Problem to work on:
Print all entries precisely as they are written.

-- start of Data shown --

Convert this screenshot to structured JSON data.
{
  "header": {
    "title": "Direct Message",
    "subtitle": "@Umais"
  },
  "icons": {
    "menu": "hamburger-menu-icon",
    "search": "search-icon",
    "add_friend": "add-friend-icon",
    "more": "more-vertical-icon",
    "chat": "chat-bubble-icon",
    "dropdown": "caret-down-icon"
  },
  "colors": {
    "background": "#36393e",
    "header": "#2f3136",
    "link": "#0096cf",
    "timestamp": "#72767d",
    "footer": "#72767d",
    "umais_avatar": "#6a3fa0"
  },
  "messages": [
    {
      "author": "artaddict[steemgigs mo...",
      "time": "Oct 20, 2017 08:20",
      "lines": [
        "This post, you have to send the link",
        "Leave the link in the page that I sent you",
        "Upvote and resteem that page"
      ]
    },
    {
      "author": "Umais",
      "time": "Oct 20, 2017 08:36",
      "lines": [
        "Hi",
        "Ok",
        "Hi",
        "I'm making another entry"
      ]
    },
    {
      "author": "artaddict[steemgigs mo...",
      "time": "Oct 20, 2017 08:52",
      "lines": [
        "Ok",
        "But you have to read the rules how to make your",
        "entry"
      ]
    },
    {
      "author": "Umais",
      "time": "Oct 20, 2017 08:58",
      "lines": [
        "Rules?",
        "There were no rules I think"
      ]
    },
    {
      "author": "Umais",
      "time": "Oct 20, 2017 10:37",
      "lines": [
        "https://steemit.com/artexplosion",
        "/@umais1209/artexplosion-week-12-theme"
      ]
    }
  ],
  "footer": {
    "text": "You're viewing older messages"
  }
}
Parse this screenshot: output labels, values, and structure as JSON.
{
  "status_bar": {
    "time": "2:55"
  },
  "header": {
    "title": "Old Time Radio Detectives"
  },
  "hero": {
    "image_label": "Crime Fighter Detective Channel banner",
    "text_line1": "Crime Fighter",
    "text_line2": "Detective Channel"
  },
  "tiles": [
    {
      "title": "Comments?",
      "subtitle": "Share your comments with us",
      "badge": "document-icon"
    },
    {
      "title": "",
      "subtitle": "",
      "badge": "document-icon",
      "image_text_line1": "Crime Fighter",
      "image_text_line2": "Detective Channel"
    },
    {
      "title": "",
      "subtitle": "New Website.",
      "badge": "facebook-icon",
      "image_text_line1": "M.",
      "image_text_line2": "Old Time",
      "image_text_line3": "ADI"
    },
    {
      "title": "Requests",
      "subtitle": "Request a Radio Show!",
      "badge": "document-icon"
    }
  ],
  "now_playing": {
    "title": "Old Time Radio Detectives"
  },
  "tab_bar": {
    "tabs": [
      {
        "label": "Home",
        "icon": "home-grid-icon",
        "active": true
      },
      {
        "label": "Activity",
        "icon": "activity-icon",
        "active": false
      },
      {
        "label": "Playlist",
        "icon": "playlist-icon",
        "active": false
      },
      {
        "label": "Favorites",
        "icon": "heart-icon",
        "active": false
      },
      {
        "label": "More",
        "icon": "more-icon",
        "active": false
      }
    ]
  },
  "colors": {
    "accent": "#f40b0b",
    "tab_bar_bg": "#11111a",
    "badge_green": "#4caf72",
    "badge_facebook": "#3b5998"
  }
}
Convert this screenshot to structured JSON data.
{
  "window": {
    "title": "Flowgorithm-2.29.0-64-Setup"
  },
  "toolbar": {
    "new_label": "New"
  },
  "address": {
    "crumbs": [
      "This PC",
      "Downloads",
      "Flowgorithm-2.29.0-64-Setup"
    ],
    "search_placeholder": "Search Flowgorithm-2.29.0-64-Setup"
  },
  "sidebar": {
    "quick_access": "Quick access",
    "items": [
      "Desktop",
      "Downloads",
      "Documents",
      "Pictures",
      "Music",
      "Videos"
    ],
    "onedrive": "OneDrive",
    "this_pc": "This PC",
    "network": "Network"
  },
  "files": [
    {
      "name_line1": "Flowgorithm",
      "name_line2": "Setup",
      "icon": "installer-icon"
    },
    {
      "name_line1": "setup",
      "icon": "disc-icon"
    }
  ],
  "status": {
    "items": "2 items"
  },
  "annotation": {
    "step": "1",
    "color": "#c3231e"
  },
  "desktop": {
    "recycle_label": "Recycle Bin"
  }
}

-- end of Data shown --

Solution:
Convert this screenshot to structured JSON data.
{
  "header": {
    "title": "Direct Message",
    "subtitle": "@Umais"
  },
  "icons": {
    "menu": "hamburger-menu-icon",
    "search": "search-icon",
    "add_friend": "add-friend-icon",
    "more": "more-vertical-icon",
    "chat": "chat-bubble-icon",
    "dropdown": "caret-down-icon"
  },
  "colors": {
    "background": "#36393e",
    "header": "#2f3136",
    "link": "#0096cf",
    "timestamp": "#72767d",
    "footer": "#72767d",
    "umais_avatar": "#6a3fa0"
  },
  "messages": [
    {
      "author": "artaddict[steemgigs mo...",
      "time": "Oct 20, 2017 08:20",
      "lines": [
        "This post, you have to send the link",
        "Leave the link in the page that I sent you",
        "Upvote and resteem that page"
      ]
    },
    {
      "author": "Umais",
      "time": "Oct 20, 2017 08:36",
      "lines": [
        "Hi",
        "Ok",
        "Hi",
        "I'm making another entry"
      ]
    },
    {
      "author": "artaddict[steemgigs mo...",
      "time": "Oct 20, 2017 08:52",
      "lines": [
        "Ok",
        "But you have to read the rules how to make your",
        "entry"
      ]
    },
    {
      "author": "Umais",
      "time": "Oct 20, 2017 08:58",
      "lines": [
        "Rules?",
        "There were no rules I think"
      ]
    },
    {
      "author": "Umais",
      "time": "Oct 20, 2017 10:37",
      "lines": [
        "https://steemit.com/artexplosion",
        "/@umais1209/artexplosion-week-12-theme"
      ]
    }
  ],
  "footer": {
    "text": "You're viewing older messages"
  }
}
Parse this screenshot: output labels, values, and structure as JSON.
{
  "status_bar": {
    "time": "2:55"
  },
  "header": {
    "title": "Old Time Radio Detectives"
  },
  "hero": {
    "image_label": "Crime Fighter Detective Channel banner",
    "text_line1": "Crime Fighter",
    "text_line2": "Detective Channel"
  },
  "tiles": [
    {
      "title": "Comments?",
      "subtitle": "Share your comments with us",
      "badge": "document-icon"
    },
    {
      "title": "",
      "subtitle": "",
      "badge": "document-icon",
      "image_text_line1": "Crime Fighter",
      "image_text_line2": "Detective Channel"
    },
    {
      "title": "",
      "subtitle": "New Website.",
      "badge": "facebook-icon",
      "image_text_line1": "M.",
      "image_text_line2": "Old Time",
      "image_text_line3": "ADI"
    },
    {
      "title": "Requests",
      "subtitle": "Request a Radio Show!",
      "badge": "document-icon"
    }
  ],
  "now_playing": {
    "title": "Old Time Radio Detectives"
  },
  "tab_bar": {
    "tabs": [
      {
        "label": "Home",
        "icon": "home-grid-icon",
        "active": true
      },
      {
        "label": "Activity",
        "icon": "activity-icon",
        "active": false
      },
      {
        "label": "Playlist",
        "icon": "playlist-icon",
        "active": false
      },
      {
        "label": "Favorites",
        "icon": "heart-icon",
        "active": false
      },
      {
        "label": "More",
        "icon": "more-icon",
        "active": false
      }
    ]
  },
  "colors": {
    "accent": "#f40b0b",
    "tab_bar_bg": "#11111a",
    "badge_green": "#4caf72",
    "badge_facebook": "#3b5998"
  }
}
Convert this screenshot to structured JSON data.
{
  "window": {
    "title": "Flowgorithm-2.29.0-64-Setup"
  },
  "toolbar": {
    "new_label": "New"
  },
  "address": {
    "crumbs": [
      "This PC",
      "Downloads",
      "Flowgorithm-2.29.0-64-Setup"
    ],
    "search_placeholder": "Search Flowgorithm-2.29.0-64-Setup"
  },
  "sidebar": {
    "quick_access": "Quick access",
    "items": [
      "Desktop",
      "Downloads",
      "Documents",
      "Pictures",
      "Music",
      "Videos"
    ],
    "onedrive": "OneDrive",
    "this_pc": "This PC",
    "network": "Network"
  },
  "files": [
    {
      "name_line1": "Flowgorithm",
      "name_line2": "Setup",
      "icon": "installer-icon"
    },
    {
      "name_line1": "setup",
      "icon": "disc-icon"
    }
  ],
  "status": {
    "items": "2 items"
  },
  "annotation": {
    "step": "1",
    "color": "#c3231e"
  },
  "desktop": {
    "recycle_label": "Recycle Bin"
  }
}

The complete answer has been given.